• TASK STATEMENT:
Copy out each line of the data that holds the word "dashed".

• INFORMATION GIVEN:
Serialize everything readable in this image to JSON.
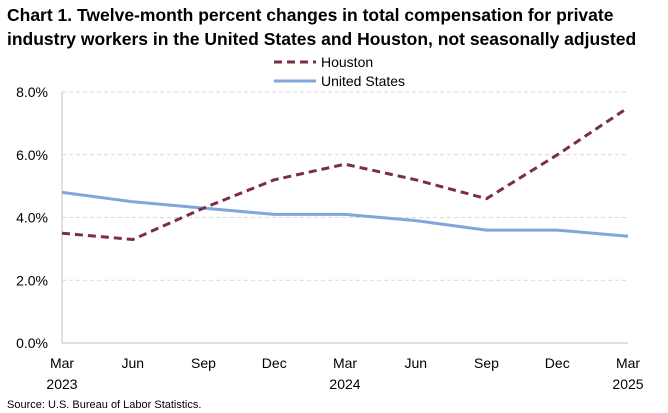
{
  "chart_data": {
    "type": "line",
    "title": "Chart 1. Twelve-month percent changes in total compensation for private industry workers in the United States and Houston, not seasonally adjusted",
    "xlabel": "",
    "ylabel": "",
    "categories": [
      {
        "month": "Mar",
        "year": "2023"
      },
      {
        "month": "Jun",
        "year": ""
      },
      {
        "month": "Sep",
        "year": ""
      },
      {
        "month": "Dec",
        "year": ""
      },
      {
        "month": "Mar",
        "year": "2024"
      },
      {
        "month": "Jun",
        "year": ""
      },
      {
        "month": "Sep",
        "year": ""
      },
      {
        "month": "Dec",
        "year": ""
      },
      {
        "month": "Mar",
        "year": "2025"
      }
    ],
    "ylim": [
      0,
      8
    ],
    "yticks": [
      0,
      2,
      4,
      6,
      8
    ],
    "ytick_labels": [
      "0.0%",
      "2.0%",
      "4.0%",
      "6.0%",
      "8.0%"
    ],
    "grid": "horizontal dashed",
    "legend_position": "top-center",
    "series": [
      {
        "name": "Houston",
        "color": "#7B2D4E",
        "style": "dashed",
        "values": [
          3.5,
          3.3,
          4.3,
          5.2,
          5.7,
          5.2,
          4.6,
          6.0,
          7.5
        ]
      },
      {
        "name": "United States",
        "color": "#7FA7DA",
        "style": "solid",
        "values": [
          4.8,
          4.5,
          4.3,
          4.1,
          4.1,
          3.9,
          3.6,
          3.6,
          3.4
        ]
      }
    ]
  },
  "source": "Source: U.S. Bureau of Labor Statistics."
}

• TASK RESPONSE:
    "grid": "horizontal dashed",
        "style": "dashed",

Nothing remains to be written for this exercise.